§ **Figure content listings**
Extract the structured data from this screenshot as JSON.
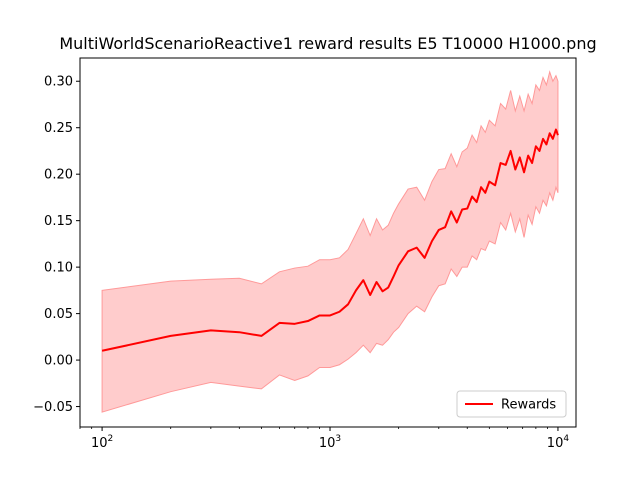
{
  "chart_data": {
    "type": "line",
    "title": "MultiWorldScenarioReactive1 reward results E5 T10000 H1000.png",
    "xlabel": "",
    "ylabel": "",
    "xscale": "log",
    "xlim": [
      80,
      12000
    ],
    "ylim": [
      -0.072,
      0.325
    ],
    "x_ticks": [
      {
        "value": 100,
        "base": "10",
        "exp": "2"
      },
      {
        "value": 1000,
        "base": "10",
        "exp": "3"
      },
      {
        "value": 10000,
        "base": "10",
        "exp": "4"
      }
    ],
    "y_ticks": [
      {
        "value": -0.05,
        "label": "−0.05"
      },
      {
        "value": 0.0,
        "label": "0.00"
      },
      {
        "value": 0.05,
        "label": "0.05"
      },
      {
        "value": 0.1,
        "label": "0.10"
      },
      {
        "value": 0.15,
        "label": "0.15"
      },
      {
        "value": 0.2,
        "label": "0.20"
      },
      {
        "value": 0.25,
        "label": "0.25"
      },
      {
        "value": 0.3,
        "label": "0.30"
      }
    ],
    "grid": false,
    "legend_position": "lower-right",
    "series": [
      {
        "name": "Rewards",
        "color": "#ff0000",
        "band_color": "#ffcccc",
        "band_edge_color": "#ff9999",
        "x": [
          100,
          200,
          300,
          400,
          500,
          600,
          700,
          800,
          900,
          1000,
          1100,
          1200,
          1300,
          1400,
          1500,
          1600,
          1700,
          1800,
          1900,
          2000,
          2200,
          2400,
          2600,
          2800,
          3000,
          3200,
          3400,
          3600,
          3800,
          4000,
          4200,
          4400,
          4600,
          4800,
          5000,
          5300,
          5600,
          5900,
          6200,
          6500,
          6800,
          7100,
          7400,
          7700,
          8000,
          8300,
          8600,
          8900,
          9200,
          9500,
          9800,
          10000
        ],
        "y": [
          0.01,
          0.026,
          0.032,
          0.03,
          0.026,
          0.04,
          0.039,
          0.042,
          0.048,
          0.048,
          0.052,
          0.06,
          0.075,
          0.086,
          0.07,
          0.084,
          0.074,
          0.078,
          0.09,
          0.102,
          0.117,
          0.121,
          0.11,
          0.128,
          0.14,
          0.143,
          0.16,
          0.148,
          0.162,
          0.163,
          0.176,
          0.17,
          0.186,
          0.18,
          0.192,
          0.188,
          0.212,
          0.21,
          0.225,
          0.205,
          0.218,
          0.202,
          0.22,
          0.212,
          0.23,
          0.225,
          0.238,
          0.232,
          0.244,
          0.238,
          0.248,
          0.242
        ],
        "lower": [
          -0.056,
          -0.034,
          -0.024,
          -0.028,
          -0.031,
          -0.016,
          -0.022,
          -0.017,
          -0.008,
          -0.008,
          -0.005,
          0.001,
          0.008,
          0.016,
          0.008,
          0.018,
          0.016,
          0.022,
          0.03,
          0.035,
          0.05,
          0.058,
          0.052,
          0.068,
          0.08,
          0.082,
          0.098,
          0.09,
          0.1,
          0.1,
          0.112,
          0.108,
          0.12,
          0.118,
          0.128,
          0.125,
          0.148,
          0.14,
          0.158,
          0.138,
          0.152,
          0.132,
          0.156,
          0.146,
          0.165,
          0.158,
          0.172,
          0.166,
          0.18,
          0.172,
          0.186,
          0.18
        ],
        "upper": [
          0.075,
          0.085,
          0.087,
          0.088,
          0.082,
          0.095,
          0.099,
          0.101,
          0.108,
          0.108,
          0.11,
          0.119,
          0.136,
          0.152,
          0.134,
          0.152,
          0.14,
          0.145,
          0.158,
          0.168,
          0.184,
          0.186,
          0.172,
          0.192,
          0.205,
          0.206,
          0.222,
          0.208,
          0.224,
          0.228,
          0.242,
          0.234,
          0.252,
          0.245,
          0.258,
          0.252,
          0.276,
          0.27,
          0.29,
          0.268,
          0.284,
          0.268,
          0.286,
          0.276,
          0.296,
          0.29,
          0.304,
          0.296,
          0.31,
          0.3,
          0.306,
          0.3
        ]
      }
    ]
  }
}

§ **Short exercise**
Leave out the pictures and retype every line above exactly.

§ **Exercise response**
Extract the structured data from this screenshot as JSON.
{
  "chart_data": {
    "type": "line",
    "title": "MultiWorldScenarioReactive1 reward results E5 T10000 H1000.png",
    "xlabel": "",
    "ylabel": "",
    "xscale": "log",
    "xlim": [
      80,
      12000
    ],
    "ylim": [
      -0.072,
      0.325
    ],
    "x_ticks": [
      {
        "value": 100,
        "base": "10",
        "exp": "2"
      },
      {
        "value": 1000,
        "base": "10",
        "exp": "3"
      },
      {
        "value": 10000,
        "base": "10",
        "exp": "4"
      }
    ],
    "y_ticks": [
      {
        "value": -0.05,
        "label": "−0.05"
      },
      {
        "value": 0.0,
        "label": "0.00"
      },
      {
        "value": 0.05,
        "label": "0.05"
      },
      {
        "value": 0.1,
        "label": "0.10"
      },
      {
        "value": 0.15,
        "label": "0.15"
      },
      {
        "value": 0.2,
        "label": "0.20"
      },
      {
        "value": 0.25,
        "label": "0.25"
      },
      {
        "value": 0.3,
        "label": "0.30"
      }
    ],
    "grid": false,
    "legend_position": "lower-right",
    "series": [
      {
        "name": "Rewards",
        "color": "#ff0000",
        "band_color": "#ffcccc",
        "band_edge_color": "#ff9999",
        "x": [
          100,
          200,
          300,
          400,
          500,
          600,
          700,
          800,
          900,
          1000,
          1100,
          1200,
          1300,
          1400,
          1500,
          1600,
          1700,
          1800,
          1900,
          2000,
          2200,
          2400,
          2600,
          2800,
          3000,
          3200,
          3400,
          3600,
          3800,
          4000,
          4200,
          4400,
          4600,
          4800,
          5000,
          5300,
          5600,
          5900,
          6200,
          6500,
          6800,
          7100,
          7400,
          7700,
          8000,
          8300,
          8600,
          8900,
          9200,
          9500,
          9800,
          10000
        ],
        "y": [
          0.01,
          0.026,
          0.032,
          0.03,
          0.026,
          0.04,
          0.039,
          0.042,
          0.048,
          0.048,
          0.052,
          0.06,
          0.075,
          0.086,
          0.07,
          0.084,
          0.074,
          0.078,
          0.09,
          0.102,
          0.117,
          0.121,
          0.11,
          0.128,
          0.14,
          0.143,
          0.16,
          0.148,
          0.162,
          0.163,
          0.176,
          0.17,
          0.186,
          0.18,
          0.192,
          0.188,
          0.212,
          0.21,
          0.225,
          0.205,
          0.218,
          0.202,
          0.22,
          0.212,
          0.23,
          0.225,
          0.238,
          0.232,
          0.244,
          0.238,
          0.248,
          0.242
        ],
        "lower": [
          -0.056,
          -0.034,
          -0.024,
          -0.028,
          -0.031,
          -0.016,
          -0.022,
          -0.017,
          -0.008,
          -0.008,
          -0.005,
          0.001,
          0.008,
          0.016,
          0.008,
          0.018,
          0.016,
          0.022,
          0.03,
          0.035,
          0.05,
          0.058,
          0.052,
          0.068,
          0.08,
          0.082,
          0.098,
          0.09,
          0.1,
          0.1,
          0.112,
          0.108,
          0.12,
          0.118,
          0.128,
          0.125,
          0.148,
          0.14,
          0.158,
          0.138,
          0.152,
          0.132,
          0.156,
          0.146,
          0.165,
          0.158,
          0.172,
          0.166,
          0.18,
          0.172,
          0.186,
          0.18
        ],
        "upper": [
          0.075,
          0.085,
          0.087,
          0.088,
          0.082,
          0.095,
          0.099,
          0.101,
          0.108,
          0.108,
          0.11,
          0.119,
          0.136,
          0.152,
          0.134,
          0.152,
          0.14,
          0.145,
          0.158,
          0.168,
          0.184,
          0.186,
          0.172,
          0.192,
          0.205,
          0.206,
          0.222,
          0.208,
          0.224,
          0.228,
          0.242,
          0.234,
          0.252,
          0.245,
          0.258,
          0.252,
          0.276,
          0.27,
          0.29,
          0.268,
          0.284,
          0.268,
          0.286,
          0.276,
          0.296,
          0.29,
          0.304,
          0.296,
          0.31,
          0.3,
          0.306,
          0.3
        ]
      }
    ]
  }
}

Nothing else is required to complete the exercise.